**Text**.
>>>

Home | About | Sematext search-lucene.com search-hadoop.com
 Search Hadoop and all its subprojects:

Switch to Threaded View
Hadoop, mail # user - Slow shuffle stage?


Copy link to this message
-
Re: Slow shuffle stage?
Keith Wiley 2011-11-11, 15:57
Oh, so the reported shuffle time incorporate the mapper time.  I suppose that makes sense since the two stages overlap.  That explains a lot.

As to the map times, it mostly due to task attempt failures.  Any attempt that fails costs a lot of time.  It is almost never a data-driven error, so subsequent attempts succeed, but it costs time when the earlier attempts fail.  The cause is usually some cluster hairiness that I can neither control (I'm not the administrator) or barely comprehend: failure to retrieve blocks, random err 141 and 139 failures, that sort of thing.

I'll check on the speculative execution.  I can't remember...I think so though.

<<<

**Supplied information**.
>>>

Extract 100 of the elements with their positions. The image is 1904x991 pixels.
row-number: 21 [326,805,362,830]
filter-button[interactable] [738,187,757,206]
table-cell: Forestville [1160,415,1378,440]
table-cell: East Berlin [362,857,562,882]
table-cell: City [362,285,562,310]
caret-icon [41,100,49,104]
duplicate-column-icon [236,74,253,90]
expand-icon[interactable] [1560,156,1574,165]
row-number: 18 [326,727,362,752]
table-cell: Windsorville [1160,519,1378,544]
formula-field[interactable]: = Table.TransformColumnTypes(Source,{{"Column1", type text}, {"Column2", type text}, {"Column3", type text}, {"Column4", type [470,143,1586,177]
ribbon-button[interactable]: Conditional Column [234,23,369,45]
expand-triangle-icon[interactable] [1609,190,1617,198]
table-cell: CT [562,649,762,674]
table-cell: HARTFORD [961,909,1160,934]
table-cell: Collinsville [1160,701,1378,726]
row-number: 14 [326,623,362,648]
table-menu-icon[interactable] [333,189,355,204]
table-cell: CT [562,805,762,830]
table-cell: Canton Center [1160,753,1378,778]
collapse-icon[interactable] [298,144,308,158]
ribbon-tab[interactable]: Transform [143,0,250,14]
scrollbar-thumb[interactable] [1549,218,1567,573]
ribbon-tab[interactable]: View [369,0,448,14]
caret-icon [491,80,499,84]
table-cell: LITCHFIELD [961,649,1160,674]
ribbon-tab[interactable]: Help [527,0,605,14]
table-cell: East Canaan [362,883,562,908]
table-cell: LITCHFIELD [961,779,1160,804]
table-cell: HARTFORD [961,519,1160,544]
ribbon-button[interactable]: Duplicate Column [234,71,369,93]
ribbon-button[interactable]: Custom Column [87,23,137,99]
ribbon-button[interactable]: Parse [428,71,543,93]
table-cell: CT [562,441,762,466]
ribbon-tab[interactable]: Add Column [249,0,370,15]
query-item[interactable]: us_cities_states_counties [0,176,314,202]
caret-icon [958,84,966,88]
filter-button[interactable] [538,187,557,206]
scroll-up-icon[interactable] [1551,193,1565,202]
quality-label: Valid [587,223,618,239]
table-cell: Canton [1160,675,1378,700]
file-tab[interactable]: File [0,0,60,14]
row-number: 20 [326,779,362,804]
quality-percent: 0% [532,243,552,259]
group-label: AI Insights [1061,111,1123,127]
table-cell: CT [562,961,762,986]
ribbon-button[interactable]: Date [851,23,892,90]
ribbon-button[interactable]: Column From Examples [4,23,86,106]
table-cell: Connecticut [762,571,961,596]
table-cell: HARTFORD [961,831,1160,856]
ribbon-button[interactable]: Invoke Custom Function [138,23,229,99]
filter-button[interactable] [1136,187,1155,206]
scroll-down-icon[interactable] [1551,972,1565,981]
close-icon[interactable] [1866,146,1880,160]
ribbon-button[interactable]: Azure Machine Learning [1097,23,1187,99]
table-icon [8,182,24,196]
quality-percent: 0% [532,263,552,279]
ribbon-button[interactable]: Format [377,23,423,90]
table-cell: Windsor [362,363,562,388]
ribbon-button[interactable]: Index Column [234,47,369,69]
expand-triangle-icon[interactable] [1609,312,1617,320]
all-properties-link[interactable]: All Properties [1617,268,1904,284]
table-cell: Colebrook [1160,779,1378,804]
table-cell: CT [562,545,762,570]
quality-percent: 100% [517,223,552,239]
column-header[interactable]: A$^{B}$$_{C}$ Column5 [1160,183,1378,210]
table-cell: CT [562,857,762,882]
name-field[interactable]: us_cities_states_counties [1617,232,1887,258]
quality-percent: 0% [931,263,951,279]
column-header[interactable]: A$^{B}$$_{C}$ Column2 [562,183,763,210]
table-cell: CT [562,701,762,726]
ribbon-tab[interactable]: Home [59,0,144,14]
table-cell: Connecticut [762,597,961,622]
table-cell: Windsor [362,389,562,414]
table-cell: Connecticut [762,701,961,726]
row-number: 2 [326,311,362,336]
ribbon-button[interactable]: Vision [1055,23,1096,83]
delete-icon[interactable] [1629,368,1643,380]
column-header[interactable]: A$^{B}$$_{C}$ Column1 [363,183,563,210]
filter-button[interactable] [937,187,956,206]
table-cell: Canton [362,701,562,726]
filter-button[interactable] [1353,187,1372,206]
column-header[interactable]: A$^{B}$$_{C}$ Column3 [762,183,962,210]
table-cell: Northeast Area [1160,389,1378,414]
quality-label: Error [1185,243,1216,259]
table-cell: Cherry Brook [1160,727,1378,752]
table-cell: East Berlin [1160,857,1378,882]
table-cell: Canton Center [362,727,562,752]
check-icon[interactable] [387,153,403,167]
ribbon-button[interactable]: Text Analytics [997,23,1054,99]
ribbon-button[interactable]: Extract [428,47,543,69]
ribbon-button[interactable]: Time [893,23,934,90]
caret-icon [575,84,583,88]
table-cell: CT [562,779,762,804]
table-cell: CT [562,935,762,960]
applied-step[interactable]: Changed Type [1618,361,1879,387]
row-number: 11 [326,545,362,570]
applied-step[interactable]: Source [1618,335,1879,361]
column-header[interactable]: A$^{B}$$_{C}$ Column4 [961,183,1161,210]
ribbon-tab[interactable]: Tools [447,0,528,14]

<<<

Could you copy the part of the shuffle-stage thread above between "Copy link to" and "explains a lot.", inclusive?

**Exercise solution**.
Copy link to this message
-
Re: Slow shuffle stage?
Keith Wiley 2011-11-11, 15:57
Oh, so the reported shuffle time incorporate the mapper time.  I suppose that makes sense since the two stages overlap.  That explains a lot.